▸ Work to do
Below are the records. Gather each line that holds "Gala".

▸ Data section
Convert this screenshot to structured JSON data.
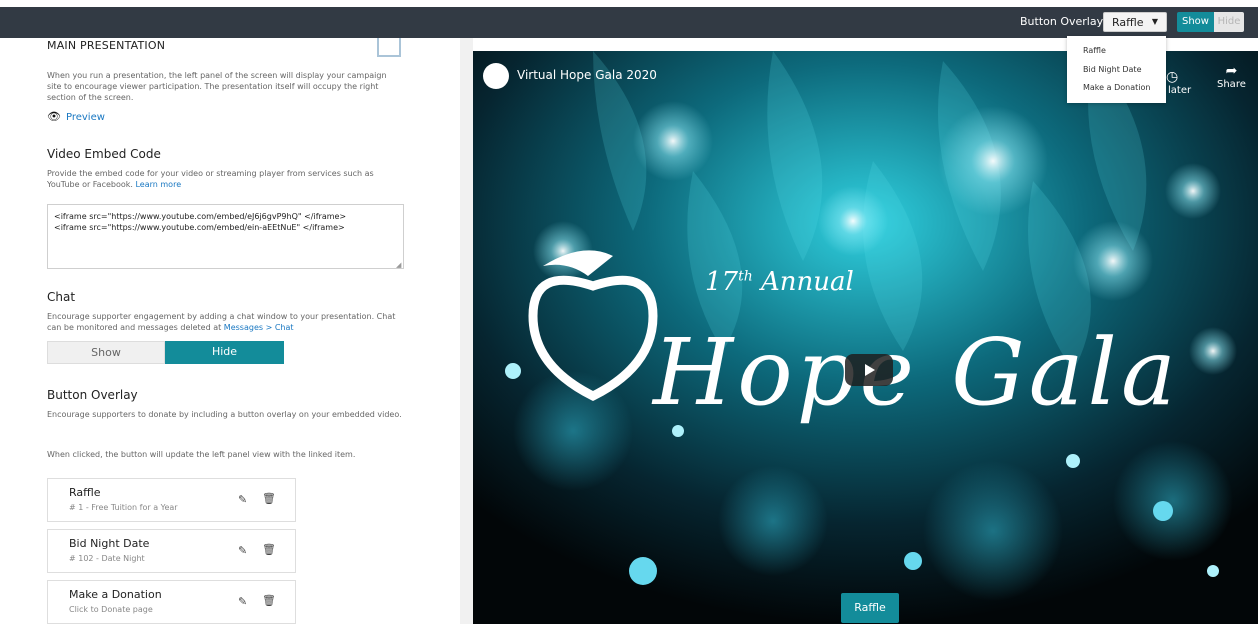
{
  "topbar": {
    "overlay_label": "Button Overlay:",
    "overlay_selected": "Raffle",
    "show_label": "Show",
    "hide_label": "Hide"
  },
  "dropdown": {
    "items": [
      "Raffle",
      "Bid Night Date",
      "Make a Donation"
    ]
  },
  "main_presentation": {
    "title": "MAIN PRESENTATION",
    "description": "When you run a presentation, the left panel of the screen will display your campaign site to encourage viewer participation. The presentation itself will occupy the right section of the screen.",
    "preview_label": "Preview"
  },
  "video_embed": {
    "title": "Video Embed Code",
    "description": "Provide the embed code for your video or streaming player from services such as YouTube or Facebook.",
    "learn_more": "Learn more",
    "code": "<iframe src=\"https://www.youtube.com/embed/eJ6j6gvP9hQ\" </iframe>\n<iframe src=\"https://www.youtube.com/embed/ein-aEEtNuE\" </iframe>"
  },
  "chat": {
    "title": "Chat",
    "description": "Encourage supporter engagement by adding a chat window to your presentation. Chat can be monitored and messages deleted at",
    "link": "Messages > Chat",
    "show_label": "Show",
    "hide_label": "Hide"
  },
  "button_overlay": {
    "title": "Button Overlay",
    "description": "Encourage supporters to donate by including a button overlay on your embedded video.",
    "description2": "When clicked, the button will update the left panel view with the linked item.",
    "items": [
      {
        "title": "Raffle",
        "subtitle": "# 1 - Free Tuition for a Year"
      },
      {
        "title": "Bid Night Date",
        "subtitle": "# 102 - Date Night"
      },
      {
        "title": "Make a Donation",
        "subtitle": "Click to Donate page"
      }
    ]
  },
  "video": {
    "title": "Virtual Hope Gala 2020",
    "watch_later": "ch later",
    "share": "Share",
    "annual_num": "17",
    "annual_suffix": "th",
    "annual_word": "Annual",
    "hope_gala": "Hope Gala",
    "overlay_button": "Raffle"
  },
  "colors": {
    "accent": "#138c9a",
    "topbar": "#323a44",
    "link": "#1a78c2"
  }
}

▸ Answer in full
    "title": "Virtual Hope Gala 2020",
    "hope_gala": "Hope Gala",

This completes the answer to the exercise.